§ **Exercise instructions**:
Transcribe the full listing exactly, and drop every picture.

§ **Source material**:
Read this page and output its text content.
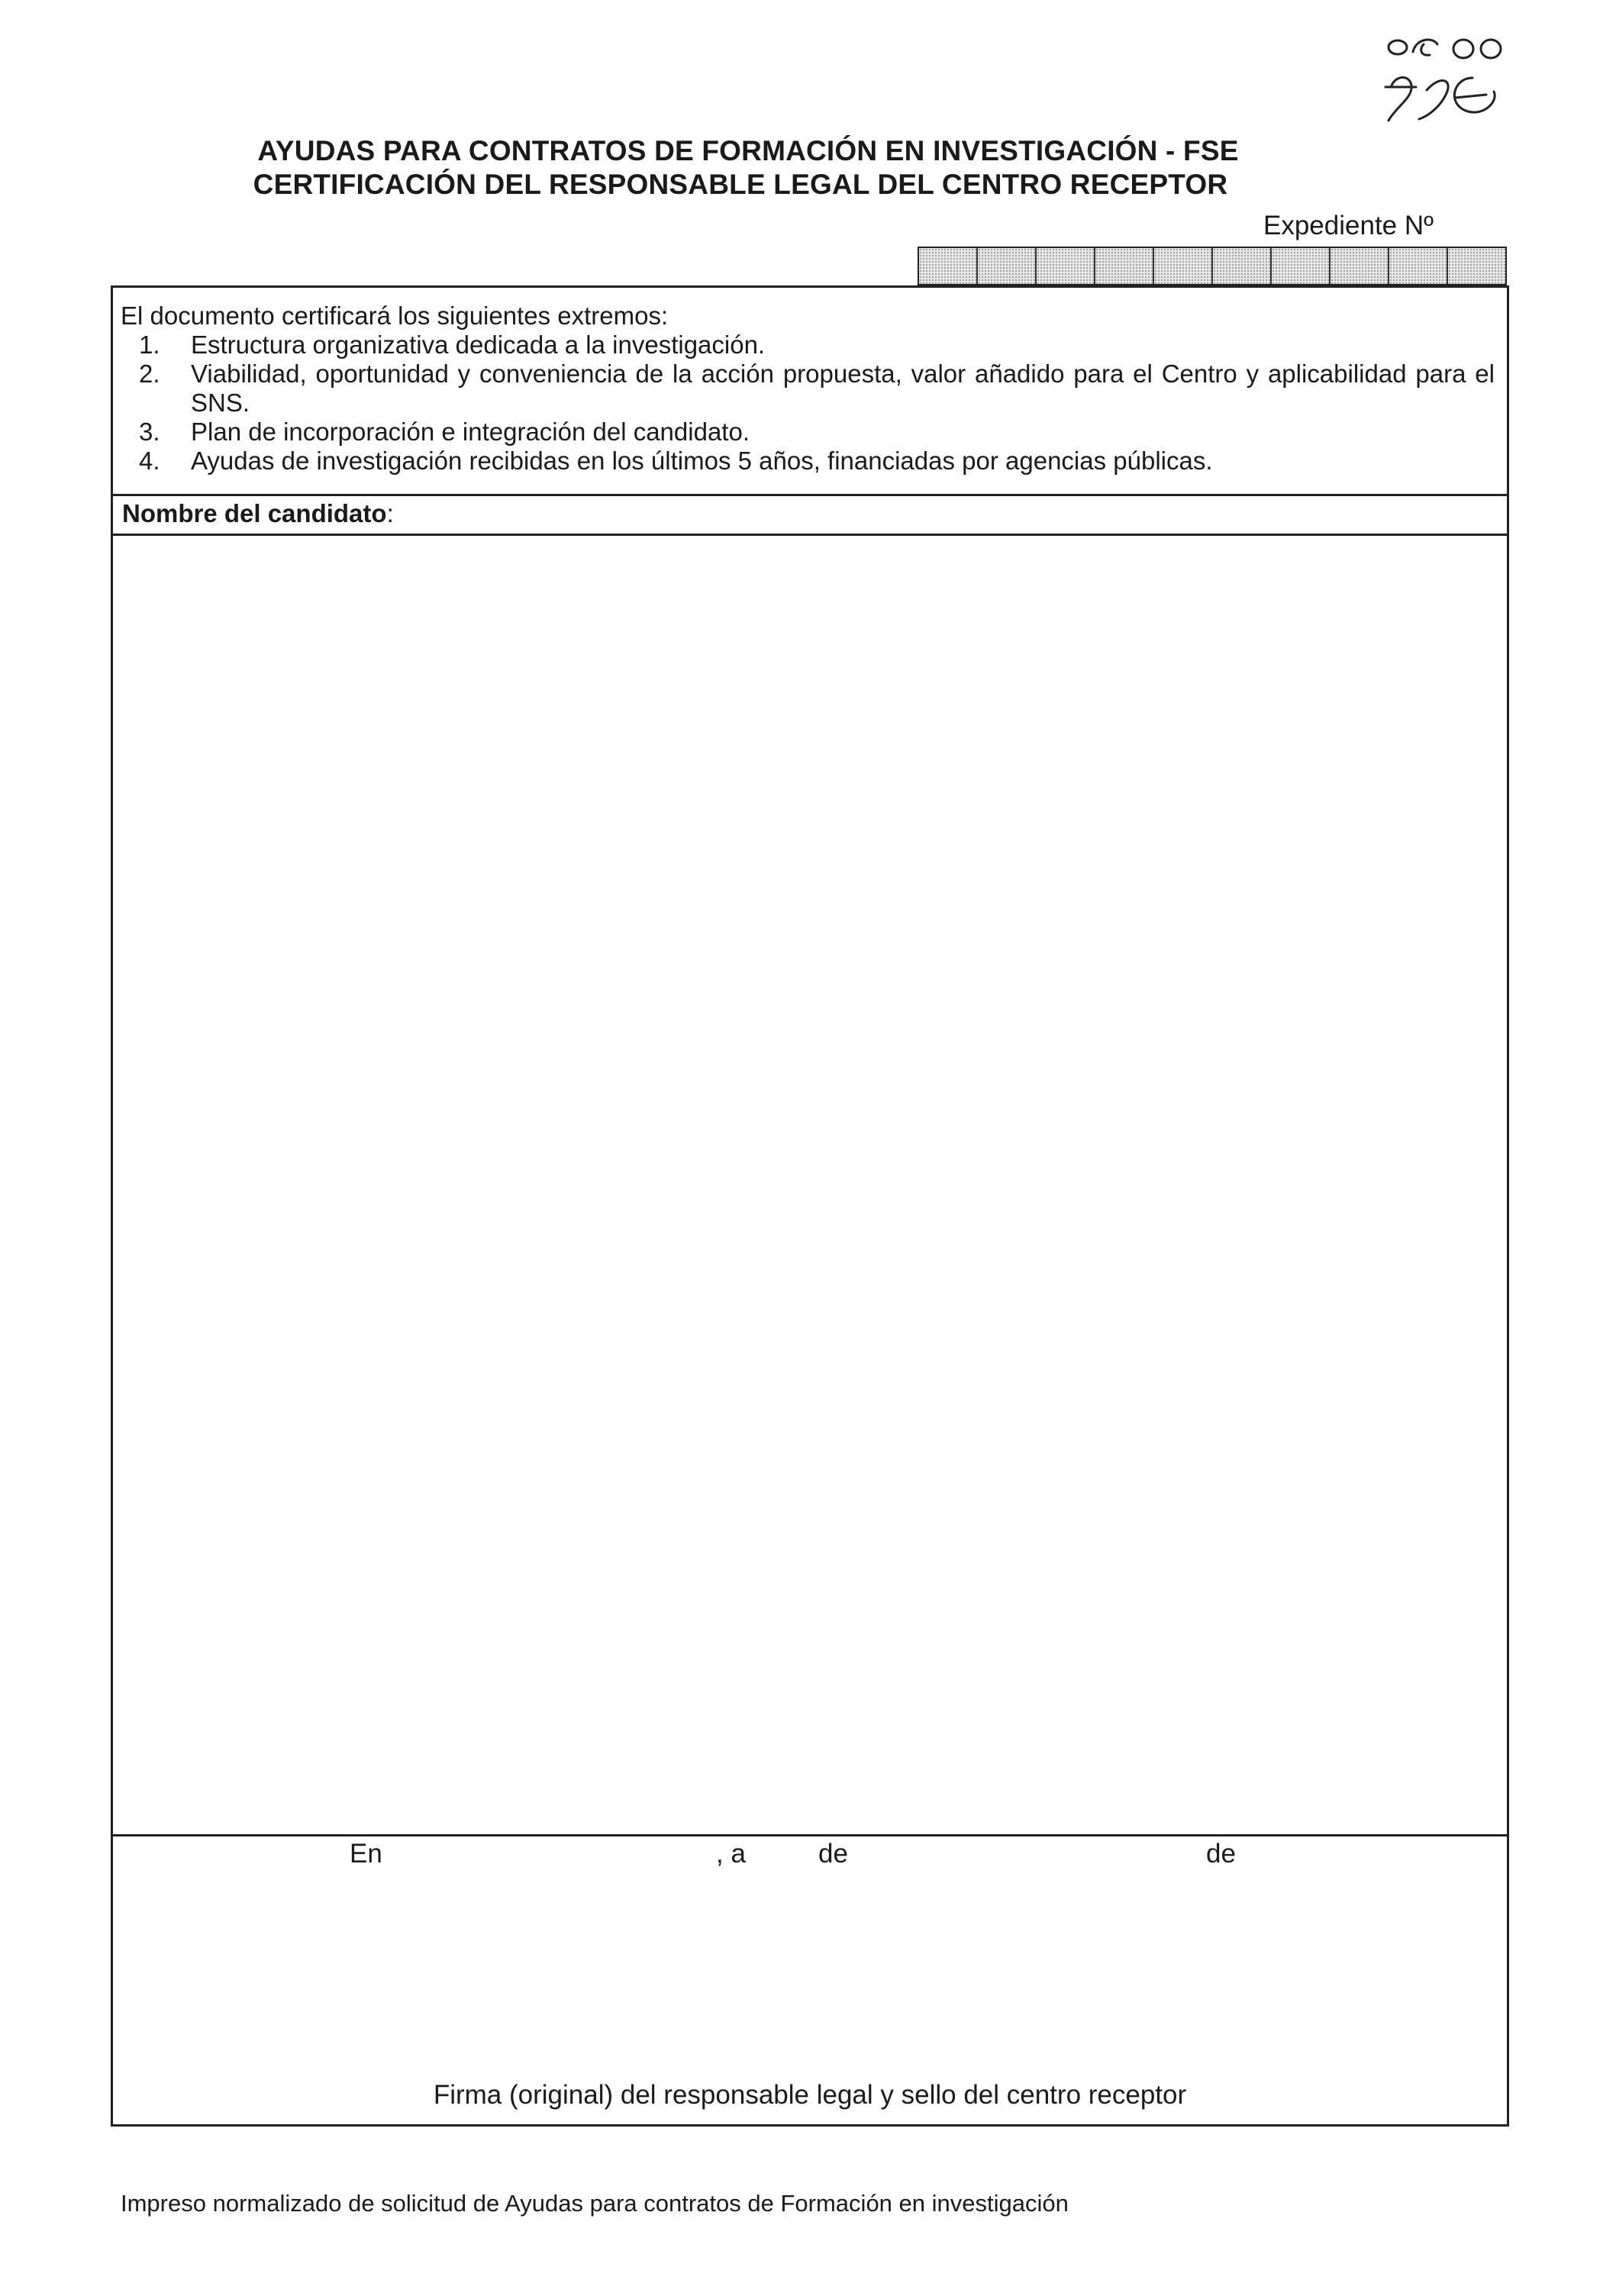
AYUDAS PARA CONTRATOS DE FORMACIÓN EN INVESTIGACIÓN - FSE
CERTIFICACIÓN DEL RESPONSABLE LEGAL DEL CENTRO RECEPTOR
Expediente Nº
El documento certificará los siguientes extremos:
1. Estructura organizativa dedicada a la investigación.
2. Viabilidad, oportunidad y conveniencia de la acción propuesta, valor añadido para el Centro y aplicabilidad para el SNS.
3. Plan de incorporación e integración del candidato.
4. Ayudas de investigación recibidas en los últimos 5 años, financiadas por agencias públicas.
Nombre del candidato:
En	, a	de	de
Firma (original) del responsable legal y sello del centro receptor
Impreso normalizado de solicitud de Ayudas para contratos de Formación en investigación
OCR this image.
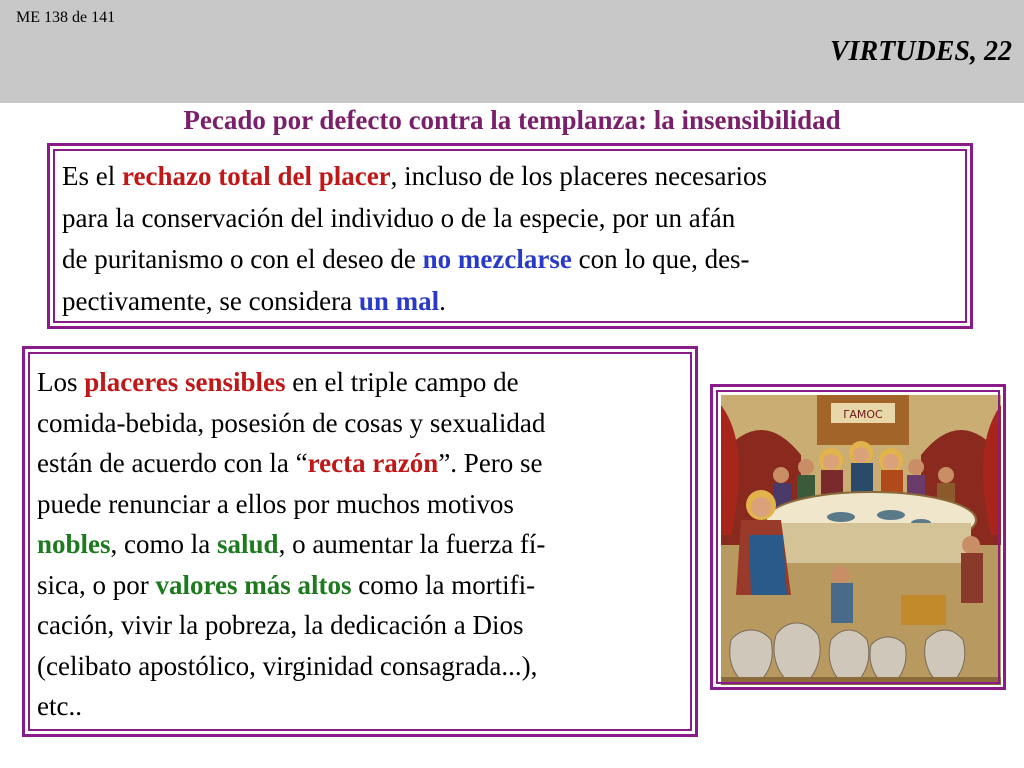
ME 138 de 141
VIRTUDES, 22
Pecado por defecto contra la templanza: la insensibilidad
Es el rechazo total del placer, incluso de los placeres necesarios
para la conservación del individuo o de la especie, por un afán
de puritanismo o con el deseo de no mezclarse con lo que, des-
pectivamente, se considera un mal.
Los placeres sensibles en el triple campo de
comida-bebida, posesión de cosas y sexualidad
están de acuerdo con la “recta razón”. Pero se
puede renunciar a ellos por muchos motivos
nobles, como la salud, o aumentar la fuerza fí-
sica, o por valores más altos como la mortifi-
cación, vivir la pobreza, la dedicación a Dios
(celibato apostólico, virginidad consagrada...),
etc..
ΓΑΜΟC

§ **Task solution**:
Read this page and output its text content.
AYUDAS PARA CONTRATOS DE FORMACIÓN EN INVESTIGACIÓN - FSE
CERTIFICACIÓN DEL RESPONSABLE LEGAL DEL CENTRO RECEPTOR
Expediente Nº
El documento certificará los siguientes extremos:
1. Estructura organizativa dedicada a la investigación.
2. Viabilidad, oportunidad y conveniencia de la acción propuesta, valor añadido para el Centro y aplicabilidad para el SNS.
3. Plan de incorporación e integración del candidato.
4. Ayudas de investigación recibidas en los últimos 5 años, financiadas por agencias públicas.
Nombre del candidato:
En	, a	de	de
Firma (original) del responsable legal y sello del centro receptor
Impreso normalizado de solicitud de Ayudas para contratos de Formación en investigación
OCR this image.
ME 138 de 141
VIRTUDES, 22
Pecado por defecto contra la templanza: la insensibilidad
Es el rechazo total del placer, incluso de los placeres necesarios
para la conservación del individuo o de la especie, por un afán
de puritanismo o con el deseo de no mezclarse con lo que, des-
pectivamente, se considera un mal.
Los placeres sensibles en el triple campo de
comida-bebida, posesión de cosas y sexualidad
están de acuerdo con la “recta razón”. Pero se
puede renunciar a ellos por muchos motivos
nobles, como la salud, o aumentar la fuerza fí-
sica, o por valores más altos como la mortifi-
cación, vivir la pobreza, la dedicación a Dios
(celibato apostólico, virginidad consagrada...),
etc..
ΓΑΜΟC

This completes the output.